— START OF Data supplied —

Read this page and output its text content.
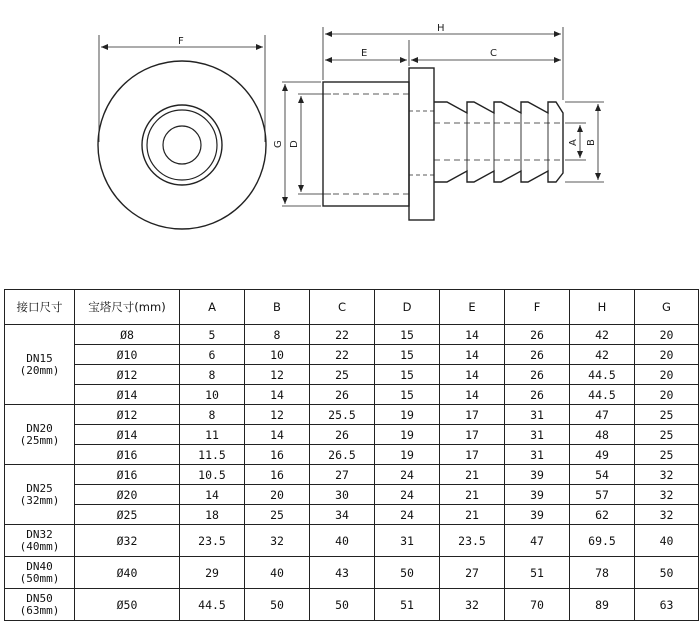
F
H
E	C
G D	A B
接口尺寸	宝塔尺寸(mm)	A	B	C	D	E	F	H	G

DN15
(20mm)	Ø8	5	8	22	15	14	26	42	20
	Ø10	6	10	22	15	14	26	42	20
	Ø12	8	12	25	15	14	26	44.5	20
	Ø14	10	14	26	15	14	26	44.5	20

DN20
(25mm)	Ø12	8	12	25.5	19	17	31	47	25
	Ø14	11	14	26	19	17	31	48	25
	Ø16	11.5	16	26.5	19	17	31	49	25

DN25
(32mm)	Ø16	10.5	16	27	24	21	39	54	32
	Ø20	14	20	30	24	21	39	57	32
	Ø25	18	25	34	24	21	39	62	32

DN32
(40mm)	Ø32	23.5	32	40	31	23.5	47	69.5	40

DN40
(50mm)	Ø40	29	40	43	50	27	51	78	50

DN50
(63mm)	Ø50	44.5	50	50	51	32	70	89	63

— END OF Data supplied —

Aim of the task
Your task is to return the entries above exactly, with no pictures.

Completed task
Read this page and output its text content.
F
H
E	C
G D	A B
接口尺寸	宝塔尺寸(mm)	A	B	C	D	E	F	H	G

DN15
(20mm)	Ø8	5	8	22	15	14	26	42	20
	Ø10	6	10	22	15	14	26	42	20
	Ø12	8	12	25	15	14	26	44.5	20
	Ø14	10	14	26	15	14	26	44.5	20

DN20
(25mm)	Ø12	8	12	25.5	19	17	31	47	25
	Ø14	11	14	26	19	17	31	48	25
	Ø16	11.5	16	26.5	19	17	31	49	25

DN25
(32mm)	Ø16	10.5	16	27	24	21	39	54	32
	Ø20	14	20	30	24	21	39	57	32
	Ø25	18	25	34	24	21	39	62	32

DN32
(40mm)	Ø32	23.5	32	40	31	23.5	47	69.5	40

DN40
(50mm)	Ø40	29	40	43	50	27	51	78	50

DN50
(63mm)	Ø50	44.5	50	50	51	32	70	89	63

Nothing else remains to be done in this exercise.